# start of Dataset records

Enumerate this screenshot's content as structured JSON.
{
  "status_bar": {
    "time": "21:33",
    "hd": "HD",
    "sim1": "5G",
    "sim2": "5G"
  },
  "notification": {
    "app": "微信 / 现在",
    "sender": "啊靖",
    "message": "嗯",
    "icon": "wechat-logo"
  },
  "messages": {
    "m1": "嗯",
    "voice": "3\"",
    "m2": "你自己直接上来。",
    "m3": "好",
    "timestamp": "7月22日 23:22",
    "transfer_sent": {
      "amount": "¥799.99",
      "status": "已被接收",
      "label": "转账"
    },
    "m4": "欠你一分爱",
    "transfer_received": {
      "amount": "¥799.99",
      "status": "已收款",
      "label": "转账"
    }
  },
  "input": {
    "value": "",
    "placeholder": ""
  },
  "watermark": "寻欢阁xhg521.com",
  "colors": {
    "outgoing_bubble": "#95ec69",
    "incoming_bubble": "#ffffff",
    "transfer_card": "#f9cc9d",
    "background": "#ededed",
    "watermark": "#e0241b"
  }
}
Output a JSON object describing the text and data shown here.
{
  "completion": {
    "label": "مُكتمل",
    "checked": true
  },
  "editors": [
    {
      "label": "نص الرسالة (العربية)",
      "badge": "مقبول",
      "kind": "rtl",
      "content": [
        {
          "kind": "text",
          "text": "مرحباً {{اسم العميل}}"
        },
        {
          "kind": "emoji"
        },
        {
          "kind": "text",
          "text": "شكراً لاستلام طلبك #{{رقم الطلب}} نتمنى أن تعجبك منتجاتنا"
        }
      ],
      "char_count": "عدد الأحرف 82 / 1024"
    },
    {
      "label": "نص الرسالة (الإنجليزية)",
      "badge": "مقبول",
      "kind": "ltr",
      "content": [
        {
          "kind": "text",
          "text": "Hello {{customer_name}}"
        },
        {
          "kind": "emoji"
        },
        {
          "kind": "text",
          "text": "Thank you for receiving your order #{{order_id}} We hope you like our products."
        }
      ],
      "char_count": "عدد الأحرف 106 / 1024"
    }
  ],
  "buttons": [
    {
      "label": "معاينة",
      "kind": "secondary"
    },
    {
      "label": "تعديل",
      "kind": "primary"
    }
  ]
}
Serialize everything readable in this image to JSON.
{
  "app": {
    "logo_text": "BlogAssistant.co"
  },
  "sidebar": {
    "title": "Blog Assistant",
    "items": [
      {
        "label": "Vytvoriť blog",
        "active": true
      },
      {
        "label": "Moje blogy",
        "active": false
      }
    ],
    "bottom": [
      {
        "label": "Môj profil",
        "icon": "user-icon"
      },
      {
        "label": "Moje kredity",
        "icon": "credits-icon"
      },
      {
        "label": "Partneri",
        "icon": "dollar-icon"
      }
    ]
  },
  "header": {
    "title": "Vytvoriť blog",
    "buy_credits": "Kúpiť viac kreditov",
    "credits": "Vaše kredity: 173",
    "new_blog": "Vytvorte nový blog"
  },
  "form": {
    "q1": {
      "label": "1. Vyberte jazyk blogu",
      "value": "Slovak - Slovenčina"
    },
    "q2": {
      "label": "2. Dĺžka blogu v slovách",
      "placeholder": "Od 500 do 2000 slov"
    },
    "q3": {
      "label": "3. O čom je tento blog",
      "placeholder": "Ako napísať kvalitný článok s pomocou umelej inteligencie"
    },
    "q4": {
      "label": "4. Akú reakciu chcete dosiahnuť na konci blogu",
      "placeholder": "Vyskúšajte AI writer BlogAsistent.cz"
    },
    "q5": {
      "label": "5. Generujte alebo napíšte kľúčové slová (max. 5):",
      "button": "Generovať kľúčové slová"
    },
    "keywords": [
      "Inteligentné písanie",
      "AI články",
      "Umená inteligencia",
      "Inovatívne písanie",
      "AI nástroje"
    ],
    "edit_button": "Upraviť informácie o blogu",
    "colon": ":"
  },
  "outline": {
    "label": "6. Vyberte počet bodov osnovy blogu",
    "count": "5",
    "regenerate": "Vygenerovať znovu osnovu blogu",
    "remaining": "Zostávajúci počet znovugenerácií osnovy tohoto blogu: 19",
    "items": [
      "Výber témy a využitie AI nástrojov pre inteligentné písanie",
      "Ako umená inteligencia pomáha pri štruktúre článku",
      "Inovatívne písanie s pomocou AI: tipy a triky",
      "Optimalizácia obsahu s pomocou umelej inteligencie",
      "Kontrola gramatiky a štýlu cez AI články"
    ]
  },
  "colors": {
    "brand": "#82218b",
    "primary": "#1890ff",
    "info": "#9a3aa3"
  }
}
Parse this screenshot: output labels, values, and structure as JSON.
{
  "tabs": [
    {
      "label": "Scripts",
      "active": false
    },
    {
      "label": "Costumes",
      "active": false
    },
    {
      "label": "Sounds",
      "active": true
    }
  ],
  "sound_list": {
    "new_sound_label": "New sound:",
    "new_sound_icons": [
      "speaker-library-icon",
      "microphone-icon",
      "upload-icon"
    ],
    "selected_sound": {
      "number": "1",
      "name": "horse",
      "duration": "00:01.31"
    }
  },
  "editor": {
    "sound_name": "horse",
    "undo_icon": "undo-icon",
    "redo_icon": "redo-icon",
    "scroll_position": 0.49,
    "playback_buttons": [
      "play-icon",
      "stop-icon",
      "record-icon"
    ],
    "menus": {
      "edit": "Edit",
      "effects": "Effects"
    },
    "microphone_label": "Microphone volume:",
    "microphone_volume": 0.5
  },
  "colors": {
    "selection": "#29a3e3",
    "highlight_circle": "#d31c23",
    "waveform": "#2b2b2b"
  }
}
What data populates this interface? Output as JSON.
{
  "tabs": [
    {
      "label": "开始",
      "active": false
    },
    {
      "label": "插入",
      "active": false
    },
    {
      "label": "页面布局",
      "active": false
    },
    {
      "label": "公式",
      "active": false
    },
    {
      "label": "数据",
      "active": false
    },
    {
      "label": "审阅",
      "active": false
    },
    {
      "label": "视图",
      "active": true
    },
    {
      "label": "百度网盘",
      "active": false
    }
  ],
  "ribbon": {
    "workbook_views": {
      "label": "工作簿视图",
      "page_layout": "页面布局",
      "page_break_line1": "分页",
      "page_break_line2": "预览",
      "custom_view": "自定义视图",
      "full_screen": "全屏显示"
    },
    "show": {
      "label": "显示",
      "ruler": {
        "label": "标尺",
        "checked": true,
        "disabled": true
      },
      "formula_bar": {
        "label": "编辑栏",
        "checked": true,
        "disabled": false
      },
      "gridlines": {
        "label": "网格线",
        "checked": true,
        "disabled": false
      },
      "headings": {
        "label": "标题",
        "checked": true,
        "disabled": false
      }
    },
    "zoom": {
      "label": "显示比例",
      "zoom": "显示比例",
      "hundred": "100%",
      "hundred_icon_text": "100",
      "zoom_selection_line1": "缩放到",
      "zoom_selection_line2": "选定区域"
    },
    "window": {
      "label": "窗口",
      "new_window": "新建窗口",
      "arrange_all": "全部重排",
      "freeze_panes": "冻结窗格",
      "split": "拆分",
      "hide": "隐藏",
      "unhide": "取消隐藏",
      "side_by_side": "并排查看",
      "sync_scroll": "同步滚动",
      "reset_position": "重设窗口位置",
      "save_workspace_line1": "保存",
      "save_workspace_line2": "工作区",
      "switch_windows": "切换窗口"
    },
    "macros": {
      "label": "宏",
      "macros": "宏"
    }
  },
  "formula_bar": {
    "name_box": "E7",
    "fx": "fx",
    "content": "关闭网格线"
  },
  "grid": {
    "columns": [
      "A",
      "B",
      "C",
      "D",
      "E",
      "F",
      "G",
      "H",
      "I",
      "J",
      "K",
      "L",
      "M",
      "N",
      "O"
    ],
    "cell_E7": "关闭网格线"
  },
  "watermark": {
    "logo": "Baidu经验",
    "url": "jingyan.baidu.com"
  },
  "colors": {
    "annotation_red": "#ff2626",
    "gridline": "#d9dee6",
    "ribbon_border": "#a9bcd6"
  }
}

# end of Dataset records

**What to do**
Gather up the lines that contain the word "Vyberte".

**Task result**
      "label": "1. Vyberte jazyk blogu",
    "label": "6. Vyberte počet bodov osnovy blogu",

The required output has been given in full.